What you are asked to do.
Report, as a bare number, how many lines of the material below contain the word "Network".

Extracted records.

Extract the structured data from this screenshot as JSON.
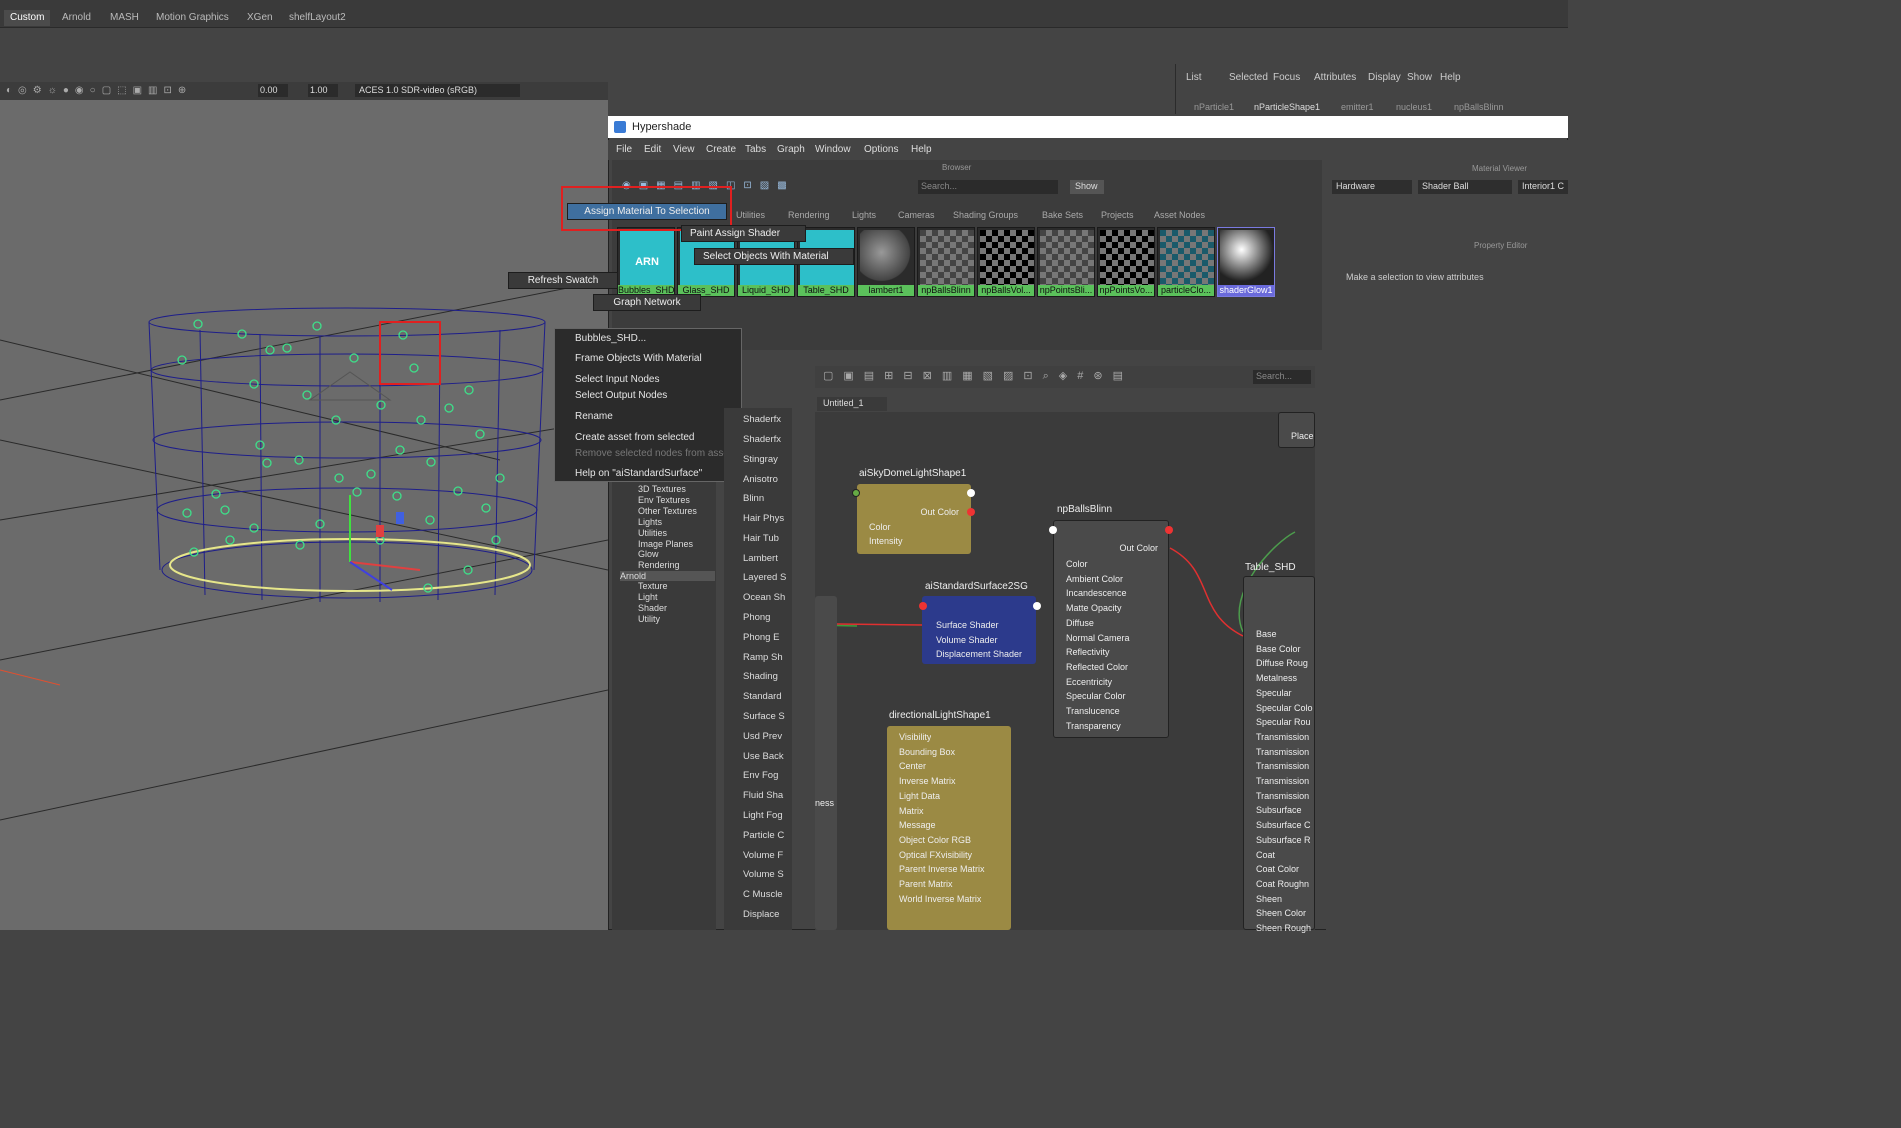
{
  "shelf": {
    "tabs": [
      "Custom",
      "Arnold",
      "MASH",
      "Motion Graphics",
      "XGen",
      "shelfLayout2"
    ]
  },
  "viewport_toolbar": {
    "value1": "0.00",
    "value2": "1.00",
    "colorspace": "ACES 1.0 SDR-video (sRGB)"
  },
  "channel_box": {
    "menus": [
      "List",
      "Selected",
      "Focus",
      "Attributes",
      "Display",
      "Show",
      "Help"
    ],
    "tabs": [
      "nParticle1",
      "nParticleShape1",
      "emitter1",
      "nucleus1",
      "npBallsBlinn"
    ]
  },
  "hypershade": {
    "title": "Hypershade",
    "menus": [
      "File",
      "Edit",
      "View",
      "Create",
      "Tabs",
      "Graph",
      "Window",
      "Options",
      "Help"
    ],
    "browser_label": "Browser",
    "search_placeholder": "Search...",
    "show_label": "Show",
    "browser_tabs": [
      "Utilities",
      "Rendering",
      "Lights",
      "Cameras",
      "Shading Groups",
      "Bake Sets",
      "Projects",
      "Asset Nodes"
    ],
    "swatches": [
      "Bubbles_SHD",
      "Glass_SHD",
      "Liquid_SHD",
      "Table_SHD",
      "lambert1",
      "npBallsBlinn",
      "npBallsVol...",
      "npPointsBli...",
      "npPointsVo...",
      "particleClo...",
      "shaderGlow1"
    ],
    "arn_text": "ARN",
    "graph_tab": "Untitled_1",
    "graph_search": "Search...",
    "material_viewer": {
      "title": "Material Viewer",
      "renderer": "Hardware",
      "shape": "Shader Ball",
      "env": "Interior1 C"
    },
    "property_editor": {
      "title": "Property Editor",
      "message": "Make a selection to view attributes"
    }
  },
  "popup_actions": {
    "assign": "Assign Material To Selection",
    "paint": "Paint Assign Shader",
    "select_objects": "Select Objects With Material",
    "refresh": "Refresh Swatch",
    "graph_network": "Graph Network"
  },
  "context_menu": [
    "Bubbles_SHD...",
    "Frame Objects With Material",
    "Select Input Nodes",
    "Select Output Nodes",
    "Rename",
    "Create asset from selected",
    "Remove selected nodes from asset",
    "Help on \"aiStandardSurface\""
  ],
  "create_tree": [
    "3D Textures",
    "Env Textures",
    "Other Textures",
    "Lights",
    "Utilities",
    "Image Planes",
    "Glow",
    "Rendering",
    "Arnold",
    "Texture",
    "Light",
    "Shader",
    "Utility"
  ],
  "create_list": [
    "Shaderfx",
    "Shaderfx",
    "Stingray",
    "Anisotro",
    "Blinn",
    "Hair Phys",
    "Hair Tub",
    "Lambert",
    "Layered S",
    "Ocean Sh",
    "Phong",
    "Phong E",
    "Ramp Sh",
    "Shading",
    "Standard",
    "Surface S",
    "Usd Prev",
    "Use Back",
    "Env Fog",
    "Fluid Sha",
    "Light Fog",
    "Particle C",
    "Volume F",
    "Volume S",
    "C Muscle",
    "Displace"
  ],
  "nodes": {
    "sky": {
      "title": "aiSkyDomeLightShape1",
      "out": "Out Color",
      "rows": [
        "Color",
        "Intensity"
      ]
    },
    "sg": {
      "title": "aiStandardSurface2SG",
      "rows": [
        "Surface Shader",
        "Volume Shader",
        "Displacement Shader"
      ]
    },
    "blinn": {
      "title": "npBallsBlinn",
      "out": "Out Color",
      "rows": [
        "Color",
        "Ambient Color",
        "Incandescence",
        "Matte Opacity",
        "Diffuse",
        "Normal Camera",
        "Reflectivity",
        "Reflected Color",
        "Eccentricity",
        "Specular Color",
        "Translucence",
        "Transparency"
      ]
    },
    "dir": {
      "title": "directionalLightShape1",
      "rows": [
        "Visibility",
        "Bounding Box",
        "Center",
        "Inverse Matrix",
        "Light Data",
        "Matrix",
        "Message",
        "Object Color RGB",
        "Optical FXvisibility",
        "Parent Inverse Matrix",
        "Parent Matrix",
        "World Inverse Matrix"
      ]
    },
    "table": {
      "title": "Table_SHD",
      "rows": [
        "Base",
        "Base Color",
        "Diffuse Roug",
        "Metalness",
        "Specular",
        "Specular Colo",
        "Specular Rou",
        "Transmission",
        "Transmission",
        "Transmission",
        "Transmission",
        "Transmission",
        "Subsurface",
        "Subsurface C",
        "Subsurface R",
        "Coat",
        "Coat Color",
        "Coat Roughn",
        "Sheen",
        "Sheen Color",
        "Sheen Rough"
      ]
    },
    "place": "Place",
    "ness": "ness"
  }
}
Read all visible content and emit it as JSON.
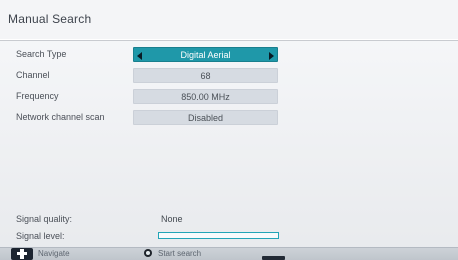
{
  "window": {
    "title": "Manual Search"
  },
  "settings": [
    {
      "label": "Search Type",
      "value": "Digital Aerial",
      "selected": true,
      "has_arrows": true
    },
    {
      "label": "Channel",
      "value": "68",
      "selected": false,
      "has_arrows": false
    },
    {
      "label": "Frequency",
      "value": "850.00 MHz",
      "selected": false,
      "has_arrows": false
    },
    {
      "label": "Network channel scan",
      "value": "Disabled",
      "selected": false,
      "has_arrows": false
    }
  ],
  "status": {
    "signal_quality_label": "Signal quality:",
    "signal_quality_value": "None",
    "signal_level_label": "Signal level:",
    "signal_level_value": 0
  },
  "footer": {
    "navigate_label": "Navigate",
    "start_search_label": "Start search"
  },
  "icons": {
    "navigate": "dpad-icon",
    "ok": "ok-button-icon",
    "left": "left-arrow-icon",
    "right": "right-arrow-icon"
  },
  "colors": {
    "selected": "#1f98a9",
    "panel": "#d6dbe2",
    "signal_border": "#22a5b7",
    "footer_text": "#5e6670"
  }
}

Exercise response.
2